- _Short exercise_:
Set down each entry exactly as given; pictures should not appear in the copy.

Extracted records:
-- START --

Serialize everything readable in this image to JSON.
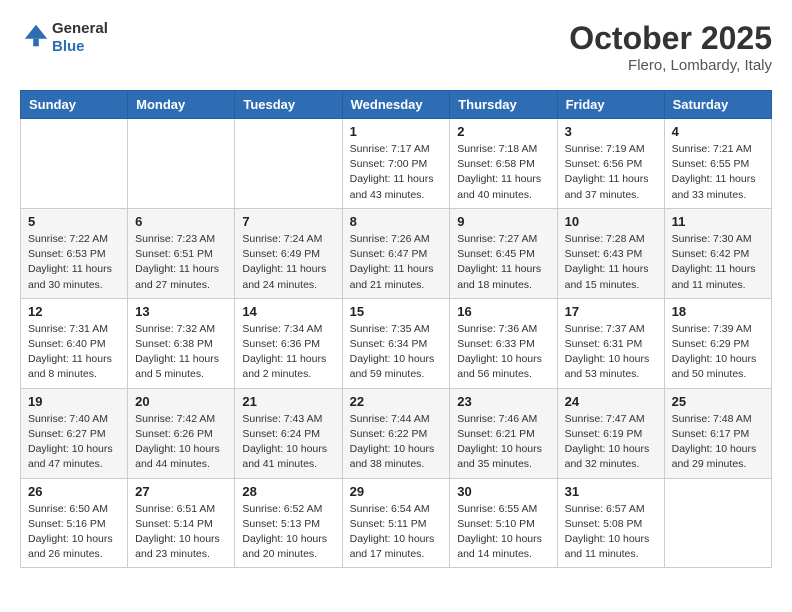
{
  "header": {
    "logo_line1": "General",
    "logo_line2": "Blue",
    "month": "October 2025",
    "location": "Flero, Lombardy, Italy"
  },
  "days_of_week": [
    "Sunday",
    "Monday",
    "Tuesday",
    "Wednesday",
    "Thursday",
    "Friday",
    "Saturday"
  ],
  "weeks": [
    [
      {
        "day": "",
        "info": ""
      },
      {
        "day": "",
        "info": ""
      },
      {
        "day": "",
        "info": ""
      },
      {
        "day": "1",
        "info": "Sunrise: 7:17 AM\nSunset: 7:00 PM\nDaylight: 11 hours\nand 43 minutes."
      },
      {
        "day": "2",
        "info": "Sunrise: 7:18 AM\nSunset: 6:58 PM\nDaylight: 11 hours\nand 40 minutes."
      },
      {
        "day": "3",
        "info": "Sunrise: 7:19 AM\nSunset: 6:56 PM\nDaylight: 11 hours\nand 37 minutes."
      },
      {
        "day": "4",
        "info": "Sunrise: 7:21 AM\nSunset: 6:55 PM\nDaylight: 11 hours\nand 33 minutes."
      }
    ],
    [
      {
        "day": "5",
        "info": "Sunrise: 7:22 AM\nSunset: 6:53 PM\nDaylight: 11 hours\nand 30 minutes."
      },
      {
        "day": "6",
        "info": "Sunrise: 7:23 AM\nSunset: 6:51 PM\nDaylight: 11 hours\nand 27 minutes."
      },
      {
        "day": "7",
        "info": "Sunrise: 7:24 AM\nSunset: 6:49 PM\nDaylight: 11 hours\nand 24 minutes."
      },
      {
        "day": "8",
        "info": "Sunrise: 7:26 AM\nSunset: 6:47 PM\nDaylight: 11 hours\nand 21 minutes."
      },
      {
        "day": "9",
        "info": "Sunrise: 7:27 AM\nSunset: 6:45 PM\nDaylight: 11 hours\nand 18 minutes."
      },
      {
        "day": "10",
        "info": "Sunrise: 7:28 AM\nSunset: 6:43 PM\nDaylight: 11 hours\nand 15 minutes."
      },
      {
        "day": "11",
        "info": "Sunrise: 7:30 AM\nSunset: 6:42 PM\nDaylight: 11 hours\nand 11 minutes."
      }
    ],
    [
      {
        "day": "12",
        "info": "Sunrise: 7:31 AM\nSunset: 6:40 PM\nDaylight: 11 hours\nand 8 minutes."
      },
      {
        "day": "13",
        "info": "Sunrise: 7:32 AM\nSunset: 6:38 PM\nDaylight: 11 hours\nand 5 minutes."
      },
      {
        "day": "14",
        "info": "Sunrise: 7:34 AM\nSunset: 6:36 PM\nDaylight: 11 hours\nand 2 minutes."
      },
      {
        "day": "15",
        "info": "Sunrise: 7:35 AM\nSunset: 6:34 PM\nDaylight: 10 hours\nand 59 minutes."
      },
      {
        "day": "16",
        "info": "Sunrise: 7:36 AM\nSunset: 6:33 PM\nDaylight: 10 hours\nand 56 minutes."
      },
      {
        "day": "17",
        "info": "Sunrise: 7:37 AM\nSunset: 6:31 PM\nDaylight: 10 hours\nand 53 minutes."
      },
      {
        "day": "18",
        "info": "Sunrise: 7:39 AM\nSunset: 6:29 PM\nDaylight: 10 hours\nand 50 minutes."
      }
    ],
    [
      {
        "day": "19",
        "info": "Sunrise: 7:40 AM\nSunset: 6:27 PM\nDaylight: 10 hours\nand 47 minutes."
      },
      {
        "day": "20",
        "info": "Sunrise: 7:42 AM\nSunset: 6:26 PM\nDaylight: 10 hours\nand 44 minutes."
      },
      {
        "day": "21",
        "info": "Sunrise: 7:43 AM\nSunset: 6:24 PM\nDaylight: 10 hours\nand 41 minutes."
      },
      {
        "day": "22",
        "info": "Sunrise: 7:44 AM\nSunset: 6:22 PM\nDaylight: 10 hours\nand 38 minutes."
      },
      {
        "day": "23",
        "info": "Sunrise: 7:46 AM\nSunset: 6:21 PM\nDaylight: 10 hours\nand 35 minutes."
      },
      {
        "day": "24",
        "info": "Sunrise: 7:47 AM\nSunset: 6:19 PM\nDaylight: 10 hours\nand 32 minutes."
      },
      {
        "day": "25",
        "info": "Sunrise: 7:48 AM\nSunset: 6:17 PM\nDaylight: 10 hours\nand 29 minutes."
      }
    ],
    [
      {
        "day": "26",
        "info": "Sunrise: 6:50 AM\nSunset: 5:16 PM\nDaylight: 10 hours\nand 26 minutes."
      },
      {
        "day": "27",
        "info": "Sunrise: 6:51 AM\nSunset: 5:14 PM\nDaylight: 10 hours\nand 23 minutes."
      },
      {
        "day": "28",
        "info": "Sunrise: 6:52 AM\nSunset: 5:13 PM\nDaylight: 10 hours\nand 20 minutes."
      },
      {
        "day": "29",
        "info": "Sunrise: 6:54 AM\nSunset: 5:11 PM\nDaylight: 10 hours\nand 17 minutes."
      },
      {
        "day": "30",
        "info": "Sunrise: 6:55 AM\nSunset: 5:10 PM\nDaylight: 10 hours\nand 14 minutes."
      },
      {
        "day": "31",
        "info": "Sunrise: 6:57 AM\nSunset: 5:08 PM\nDaylight: 10 hours\nand 11 minutes."
      },
      {
        "day": "",
        "info": ""
      }
    ]
  ]
}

-- END --

- _Task solution_:
Serialize everything readable in this image to JSON.
{
  "header": {
    "logo_line1": "General",
    "logo_line2": "Blue",
    "month": "October 2025",
    "location": "Flero, Lombardy, Italy"
  },
  "days_of_week": [
    "Sunday",
    "Monday",
    "Tuesday",
    "Wednesday",
    "Thursday",
    "Friday",
    "Saturday"
  ],
  "weeks": [
    [
      {
        "day": "",
        "info": ""
      },
      {
        "day": "",
        "info": ""
      },
      {
        "day": "",
        "info": ""
      },
      {
        "day": "1",
        "info": "Sunrise: 7:17 AM\nSunset: 7:00 PM\nDaylight: 11 hours\nand 43 minutes."
      },
      {
        "day": "2",
        "info": "Sunrise: 7:18 AM\nSunset: 6:58 PM\nDaylight: 11 hours\nand 40 minutes."
      },
      {
        "day": "3",
        "info": "Sunrise: 7:19 AM\nSunset: 6:56 PM\nDaylight: 11 hours\nand 37 minutes."
      },
      {
        "day": "4",
        "info": "Sunrise: 7:21 AM\nSunset: 6:55 PM\nDaylight: 11 hours\nand 33 minutes."
      }
    ],
    [
      {
        "day": "5",
        "info": "Sunrise: 7:22 AM\nSunset: 6:53 PM\nDaylight: 11 hours\nand 30 minutes."
      },
      {
        "day": "6",
        "info": "Sunrise: 7:23 AM\nSunset: 6:51 PM\nDaylight: 11 hours\nand 27 minutes."
      },
      {
        "day": "7",
        "info": "Sunrise: 7:24 AM\nSunset: 6:49 PM\nDaylight: 11 hours\nand 24 minutes."
      },
      {
        "day": "8",
        "info": "Sunrise: 7:26 AM\nSunset: 6:47 PM\nDaylight: 11 hours\nand 21 minutes."
      },
      {
        "day": "9",
        "info": "Sunrise: 7:27 AM\nSunset: 6:45 PM\nDaylight: 11 hours\nand 18 minutes."
      },
      {
        "day": "10",
        "info": "Sunrise: 7:28 AM\nSunset: 6:43 PM\nDaylight: 11 hours\nand 15 minutes."
      },
      {
        "day": "11",
        "info": "Sunrise: 7:30 AM\nSunset: 6:42 PM\nDaylight: 11 hours\nand 11 minutes."
      }
    ],
    [
      {
        "day": "12",
        "info": "Sunrise: 7:31 AM\nSunset: 6:40 PM\nDaylight: 11 hours\nand 8 minutes."
      },
      {
        "day": "13",
        "info": "Sunrise: 7:32 AM\nSunset: 6:38 PM\nDaylight: 11 hours\nand 5 minutes."
      },
      {
        "day": "14",
        "info": "Sunrise: 7:34 AM\nSunset: 6:36 PM\nDaylight: 11 hours\nand 2 minutes."
      },
      {
        "day": "15",
        "info": "Sunrise: 7:35 AM\nSunset: 6:34 PM\nDaylight: 10 hours\nand 59 minutes."
      },
      {
        "day": "16",
        "info": "Sunrise: 7:36 AM\nSunset: 6:33 PM\nDaylight: 10 hours\nand 56 minutes."
      },
      {
        "day": "17",
        "info": "Sunrise: 7:37 AM\nSunset: 6:31 PM\nDaylight: 10 hours\nand 53 minutes."
      },
      {
        "day": "18",
        "info": "Sunrise: 7:39 AM\nSunset: 6:29 PM\nDaylight: 10 hours\nand 50 minutes."
      }
    ],
    [
      {
        "day": "19",
        "info": "Sunrise: 7:40 AM\nSunset: 6:27 PM\nDaylight: 10 hours\nand 47 minutes."
      },
      {
        "day": "20",
        "info": "Sunrise: 7:42 AM\nSunset: 6:26 PM\nDaylight: 10 hours\nand 44 minutes."
      },
      {
        "day": "21",
        "info": "Sunrise: 7:43 AM\nSunset: 6:24 PM\nDaylight: 10 hours\nand 41 minutes."
      },
      {
        "day": "22",
        "info": "Sunrise: 7:44 AM\nSunset: 6:22 PM\nDaylight: 10 hours\nand 38 minutes."
      },
      {
        "day": "23",
        "info": "Sunrise: 7:46 AM\nSunset: 6:21 PM\nDaylight: 10 hours\nand 35 minutes."
      },
      {
        "day": "24",
        "info": "Sunrise: 7:47 AM\nSunset: 6:19 PM\nDaylight: 10 hours\nand 32 minutes."
      },
      {
        "day": "25",
        "info": "Sunrise: 7:48 AM\nSunset: 6:17 PM\nDaylight: 10 hours\nand 29 minutes."
      }
    ],
    [
      {
        "day": "26",
        "info": "Sunrise: 6:50 AM\nSunset: 5:16 PM\nDaylight: 10 hours\nand 26 minutes."
      },
      {
        "day": "27",
        "info": "Sunrise: 6:51 AM\nSunset: 5:14 PM\nDaylight: 10 hours\nand 23 minutes."
      },
      {
        "day": "28",
        "info": "Sunrise: 6:52 AM\nSunset: 5:13 PM\nDaylight: 10 hours\nand 20 minutes."
      },
      {
        "day": "29",
        "info": "Sunrise: 6:54 AM\nSunset: 5:11 PM\nDaylight: 10 hours\nand 17 minutes."
      },
      {
        "day": "30",
        "info": "Sunrise: 6:55 AM\nSunset: 5:10 PM\nDaylight: 10 hours\nand 14 minutes."
      },
      {
        "day": "31",
        "info": "Sunrise: 6:57 AM\nSunset: 5:08 PM\nDaylight: 10 hours\nand 11 minutes."
      },
      {
        "day": "",
        "info": ""
      }
    ]
  ]
}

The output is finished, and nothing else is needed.